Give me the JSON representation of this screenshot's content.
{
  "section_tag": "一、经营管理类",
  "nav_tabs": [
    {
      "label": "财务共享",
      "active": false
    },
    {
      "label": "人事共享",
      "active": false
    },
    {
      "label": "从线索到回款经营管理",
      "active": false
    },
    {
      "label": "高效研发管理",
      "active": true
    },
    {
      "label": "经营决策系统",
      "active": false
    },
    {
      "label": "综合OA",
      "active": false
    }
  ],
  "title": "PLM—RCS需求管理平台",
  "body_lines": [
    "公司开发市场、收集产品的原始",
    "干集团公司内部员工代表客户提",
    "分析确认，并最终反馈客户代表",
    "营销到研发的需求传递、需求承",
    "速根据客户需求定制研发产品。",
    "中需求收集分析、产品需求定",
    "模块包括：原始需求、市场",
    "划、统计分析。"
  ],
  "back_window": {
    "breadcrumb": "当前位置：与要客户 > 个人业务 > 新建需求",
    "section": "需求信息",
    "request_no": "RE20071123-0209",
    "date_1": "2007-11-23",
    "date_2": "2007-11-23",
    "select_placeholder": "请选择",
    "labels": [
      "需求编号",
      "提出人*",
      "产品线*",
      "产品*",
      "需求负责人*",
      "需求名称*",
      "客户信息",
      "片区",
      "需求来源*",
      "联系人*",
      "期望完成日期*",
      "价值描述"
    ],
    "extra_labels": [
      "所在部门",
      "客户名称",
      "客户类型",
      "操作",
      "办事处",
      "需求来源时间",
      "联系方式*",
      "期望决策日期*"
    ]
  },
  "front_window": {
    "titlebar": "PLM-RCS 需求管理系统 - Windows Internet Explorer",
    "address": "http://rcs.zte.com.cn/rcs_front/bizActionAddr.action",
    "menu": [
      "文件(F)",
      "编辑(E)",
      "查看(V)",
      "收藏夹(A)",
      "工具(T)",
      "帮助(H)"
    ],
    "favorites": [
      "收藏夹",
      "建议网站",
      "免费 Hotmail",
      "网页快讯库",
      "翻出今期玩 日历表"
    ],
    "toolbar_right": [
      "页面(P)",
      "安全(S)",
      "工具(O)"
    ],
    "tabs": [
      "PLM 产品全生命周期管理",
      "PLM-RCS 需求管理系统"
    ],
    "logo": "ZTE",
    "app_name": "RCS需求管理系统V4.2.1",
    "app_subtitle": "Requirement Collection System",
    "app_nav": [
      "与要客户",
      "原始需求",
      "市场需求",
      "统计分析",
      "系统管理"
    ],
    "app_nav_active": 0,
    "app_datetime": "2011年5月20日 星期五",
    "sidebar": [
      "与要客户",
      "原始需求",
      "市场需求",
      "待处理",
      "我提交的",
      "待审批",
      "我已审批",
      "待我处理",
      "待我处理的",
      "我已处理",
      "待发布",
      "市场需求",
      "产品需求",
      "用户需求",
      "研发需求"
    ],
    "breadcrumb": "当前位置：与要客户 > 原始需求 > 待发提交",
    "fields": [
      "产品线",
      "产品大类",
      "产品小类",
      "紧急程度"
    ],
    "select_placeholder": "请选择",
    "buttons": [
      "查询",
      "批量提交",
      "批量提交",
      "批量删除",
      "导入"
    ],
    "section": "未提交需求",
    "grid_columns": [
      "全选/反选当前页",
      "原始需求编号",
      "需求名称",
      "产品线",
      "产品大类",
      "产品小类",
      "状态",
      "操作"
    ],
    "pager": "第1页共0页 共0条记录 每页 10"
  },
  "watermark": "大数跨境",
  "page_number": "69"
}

Task description: Please copy out each record, character for character.

Written response:
Give me the JSON representation of this screenshot's content.
{
  "section_tag": "一、经营管理类",
  "nav_tabs": [
    {
      "label": "财务共享",
      "active": false
    },
    {
      "label": "人事共享",
      "active": false
    },
    {
      "label": "从线索到回款经营管理",
      "active": false
    },
    {
      "label": "高效研发管理",
      "active": true
    },
    {
      "label": "经营决策系统",
      "active": false
    },
    {
      "label": "综合OA",
      "active": false
    }
  ],
  "title": "PLM—RCS需求管理平台",
  "body_lines": [
    "公司开发市场、收集产品的原始",
    "干集团公司内部员工代表客户提",
    "分析确认，并最终反馈客户代表",
    "营销到研发的需求传递、需求承",
    "速根据客户需求定制研发产品。",
    "中需求收集分析、产品需求定",
    "模块包括：原始需求、市场",
    "划、统计分析。"
  ],
  "back_window": {
    "breadcrumb": "当前位置：与要客户 > 个人业务 > 新建需求",
    "section": "需求信息",
    "request_no": "RE20071123-0209",
    "date_1": "2007-11-23",
    "date_2": "2007-11-23",
    "select_placeholder": "请选择",
    "labels": [
      "需求编号",
      "提出人*",
      "产品线*",
      "产品*",
      "需求负责人*",
      "需求名称*",
      "客户信息",
      "片区",
      "需求来源*",
      "联系人*",
      "期望完成日期*",
      "价值描述"
    ],
    "extra_labels": [
      "所在部门",
      "客户名称",
      "客户类型",
      "操作",
      "办事处",
      "需求来源时间",
      "联系方式*",
      "期望决策日期*"
    ]
  },
  "front_window": {
    "titlebar": "PLM-RCS 需求管理系统 - Windows Internet Explorer",
    "address": "http://rcs.zte.com.cn/rcs_front/bizActionAddr.action",
    "menu": [
      "文件(F)",
      "编辑(E)",
      "查看(V)",
      "收藏夹(A)",
      "工具(T)",
      "帮助(H)"
    ],
    "favorites": [
      "收藏夹",
      "建议网站",
      "免费 Hotmail",
      "网页快讯库",
      "翻出今期玩 日历表"
    ],
    "toolbar_right": [
      "页面(P)",
      "安全(S)",
      "工具(O)"
    ],
    "tabs": [
      "PLM 产品全生命周期管理",
      "PLM-RCS 需求管理系统"
    ],
    "logo": "ZTE",
    "app_name": "RCS需求管理系统V4.2.1",
    "app_subtitle": "Requirement Collection System",
    "app_nav": [
      "与要客户",
      "原始需求",
      "市场需求",
      "统计分析",
      "系统管理"
    ],
    "app_nav_active": 0,
    "app_datetime": "2011年5月20日 星期五",
    "sidebar": [
      "与要客户",
      "原始需求",
      "市场需求",
      "待处理",
      "我提交的",
      "待审批",
      "我已审批",
      "待我处理",
      "待我处理的",
      "我已处理",
      "待发布",
      "市场需求",
      "产品需求",
      "用户需求",
      "研发需求"
    ],
    "breadcrumb": "当前位置：与要客户 > 原始需求 > 待发提交",
    "fields": [
      "产品线",
      "产品大类",
      "产品小类",
      "紧急程度"
    ],
    "select_placeholder": "请选择",
    "buttons": [
      "查询",
      "批量提交",
      "批量提交",
      "批量删除",
      "导入"
    ],
    "section": "未提交需求",
    "grid_columns": [
      "全选/反选当前页",
      "原始需求编号",
      "需求名称",
      "产品线",
      "产品大类",
      "产品小类",
      "状态",
      "操作"
    ],
    "pager": "第1页共0页 共0条记录 每页 10"
  },
  "watermark": "大数跨境",
  "page_number": "69"
}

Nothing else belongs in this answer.